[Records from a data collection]
----

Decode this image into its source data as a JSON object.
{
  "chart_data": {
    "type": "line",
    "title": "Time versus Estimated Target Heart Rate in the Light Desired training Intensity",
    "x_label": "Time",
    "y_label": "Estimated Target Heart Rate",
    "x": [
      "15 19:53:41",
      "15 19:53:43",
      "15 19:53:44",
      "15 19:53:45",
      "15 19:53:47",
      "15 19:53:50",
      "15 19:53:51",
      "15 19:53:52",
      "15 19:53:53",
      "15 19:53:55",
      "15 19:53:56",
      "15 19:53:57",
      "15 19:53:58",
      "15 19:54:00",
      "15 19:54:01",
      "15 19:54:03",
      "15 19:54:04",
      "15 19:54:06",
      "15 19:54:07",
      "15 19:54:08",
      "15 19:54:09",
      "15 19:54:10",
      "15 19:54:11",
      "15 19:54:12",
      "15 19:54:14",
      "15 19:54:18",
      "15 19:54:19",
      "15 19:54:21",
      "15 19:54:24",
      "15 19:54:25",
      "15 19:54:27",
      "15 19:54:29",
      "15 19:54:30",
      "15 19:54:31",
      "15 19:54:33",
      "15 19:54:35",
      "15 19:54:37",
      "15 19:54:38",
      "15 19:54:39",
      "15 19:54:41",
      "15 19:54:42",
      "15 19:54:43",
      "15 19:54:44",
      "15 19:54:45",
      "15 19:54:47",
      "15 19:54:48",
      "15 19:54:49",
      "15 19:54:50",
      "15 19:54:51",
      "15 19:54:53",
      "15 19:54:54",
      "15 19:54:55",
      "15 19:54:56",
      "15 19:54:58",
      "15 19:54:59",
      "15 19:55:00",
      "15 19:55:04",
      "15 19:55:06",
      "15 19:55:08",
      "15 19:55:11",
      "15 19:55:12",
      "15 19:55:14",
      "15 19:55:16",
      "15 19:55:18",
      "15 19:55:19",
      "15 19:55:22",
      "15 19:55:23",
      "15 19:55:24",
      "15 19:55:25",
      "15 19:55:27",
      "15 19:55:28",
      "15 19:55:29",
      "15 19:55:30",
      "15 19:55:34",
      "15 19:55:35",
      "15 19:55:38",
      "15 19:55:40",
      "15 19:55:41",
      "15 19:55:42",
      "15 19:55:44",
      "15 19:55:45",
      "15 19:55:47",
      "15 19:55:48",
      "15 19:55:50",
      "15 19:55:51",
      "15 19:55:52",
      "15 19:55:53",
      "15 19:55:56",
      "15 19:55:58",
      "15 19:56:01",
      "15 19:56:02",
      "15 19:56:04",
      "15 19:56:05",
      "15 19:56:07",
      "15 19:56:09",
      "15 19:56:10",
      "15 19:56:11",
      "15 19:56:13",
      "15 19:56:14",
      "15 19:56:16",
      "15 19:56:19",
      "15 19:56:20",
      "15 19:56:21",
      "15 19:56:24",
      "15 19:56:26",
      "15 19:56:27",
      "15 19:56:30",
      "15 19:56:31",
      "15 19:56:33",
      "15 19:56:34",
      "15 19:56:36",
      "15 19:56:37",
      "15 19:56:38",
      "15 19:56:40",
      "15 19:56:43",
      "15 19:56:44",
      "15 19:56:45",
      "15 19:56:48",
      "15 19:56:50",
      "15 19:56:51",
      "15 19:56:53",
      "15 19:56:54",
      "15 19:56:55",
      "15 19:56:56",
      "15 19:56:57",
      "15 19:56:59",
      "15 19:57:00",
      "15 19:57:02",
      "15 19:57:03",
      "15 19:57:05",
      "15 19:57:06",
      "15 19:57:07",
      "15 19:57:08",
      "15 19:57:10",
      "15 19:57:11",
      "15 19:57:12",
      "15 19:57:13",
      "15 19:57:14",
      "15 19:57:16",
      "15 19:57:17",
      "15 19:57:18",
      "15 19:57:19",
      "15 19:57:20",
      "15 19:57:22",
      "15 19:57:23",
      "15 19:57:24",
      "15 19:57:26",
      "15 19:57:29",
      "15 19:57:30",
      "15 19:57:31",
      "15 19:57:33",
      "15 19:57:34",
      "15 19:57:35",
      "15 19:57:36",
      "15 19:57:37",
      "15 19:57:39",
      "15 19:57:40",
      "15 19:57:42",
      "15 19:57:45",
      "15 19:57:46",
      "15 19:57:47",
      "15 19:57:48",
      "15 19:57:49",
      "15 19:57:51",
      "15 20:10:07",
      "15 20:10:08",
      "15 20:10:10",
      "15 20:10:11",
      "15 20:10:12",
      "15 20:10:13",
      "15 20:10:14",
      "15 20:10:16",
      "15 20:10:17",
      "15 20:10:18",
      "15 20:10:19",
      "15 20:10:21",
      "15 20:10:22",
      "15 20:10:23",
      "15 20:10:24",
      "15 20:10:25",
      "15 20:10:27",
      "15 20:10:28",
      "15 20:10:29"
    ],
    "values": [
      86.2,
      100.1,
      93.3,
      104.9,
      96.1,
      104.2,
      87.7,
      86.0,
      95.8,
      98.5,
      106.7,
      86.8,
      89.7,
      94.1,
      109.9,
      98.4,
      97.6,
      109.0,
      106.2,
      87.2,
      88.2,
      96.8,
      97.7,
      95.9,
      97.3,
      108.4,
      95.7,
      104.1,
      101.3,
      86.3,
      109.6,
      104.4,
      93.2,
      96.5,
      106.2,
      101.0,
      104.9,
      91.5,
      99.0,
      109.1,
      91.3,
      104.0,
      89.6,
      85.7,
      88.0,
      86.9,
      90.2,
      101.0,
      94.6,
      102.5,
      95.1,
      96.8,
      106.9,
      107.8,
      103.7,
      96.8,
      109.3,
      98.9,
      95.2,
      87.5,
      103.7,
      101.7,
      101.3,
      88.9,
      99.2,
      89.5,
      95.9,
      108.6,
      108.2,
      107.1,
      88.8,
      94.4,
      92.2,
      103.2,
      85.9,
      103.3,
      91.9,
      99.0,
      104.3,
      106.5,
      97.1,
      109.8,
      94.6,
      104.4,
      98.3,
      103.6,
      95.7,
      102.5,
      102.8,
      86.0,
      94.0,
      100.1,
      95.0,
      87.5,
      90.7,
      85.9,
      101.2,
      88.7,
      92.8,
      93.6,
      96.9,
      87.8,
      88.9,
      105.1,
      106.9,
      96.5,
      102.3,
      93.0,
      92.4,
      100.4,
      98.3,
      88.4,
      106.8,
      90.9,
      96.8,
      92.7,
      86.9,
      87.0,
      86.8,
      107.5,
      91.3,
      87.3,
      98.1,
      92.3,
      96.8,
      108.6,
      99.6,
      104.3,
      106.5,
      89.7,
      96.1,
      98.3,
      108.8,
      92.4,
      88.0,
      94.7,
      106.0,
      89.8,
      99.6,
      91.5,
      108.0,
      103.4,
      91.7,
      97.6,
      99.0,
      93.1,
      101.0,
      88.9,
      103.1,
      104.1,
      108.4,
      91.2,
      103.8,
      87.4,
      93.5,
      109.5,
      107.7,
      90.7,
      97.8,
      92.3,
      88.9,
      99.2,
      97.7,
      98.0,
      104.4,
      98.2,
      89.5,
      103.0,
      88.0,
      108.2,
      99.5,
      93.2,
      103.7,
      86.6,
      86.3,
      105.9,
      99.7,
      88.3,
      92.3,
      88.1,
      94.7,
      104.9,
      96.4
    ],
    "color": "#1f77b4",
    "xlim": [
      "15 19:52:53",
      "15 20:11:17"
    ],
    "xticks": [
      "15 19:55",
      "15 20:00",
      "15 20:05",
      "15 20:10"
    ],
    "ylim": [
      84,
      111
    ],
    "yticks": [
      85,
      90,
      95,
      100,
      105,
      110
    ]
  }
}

----

EXERCISE DIRECTIONS
Go through the preceding material and copy each line that has the word "Estimated".

TASK RESULT
    "title": "Time versus Estimated Target Heart Rate in the Light Desired training Intensity",
    "y_label": "Estimated Target Heart Rate",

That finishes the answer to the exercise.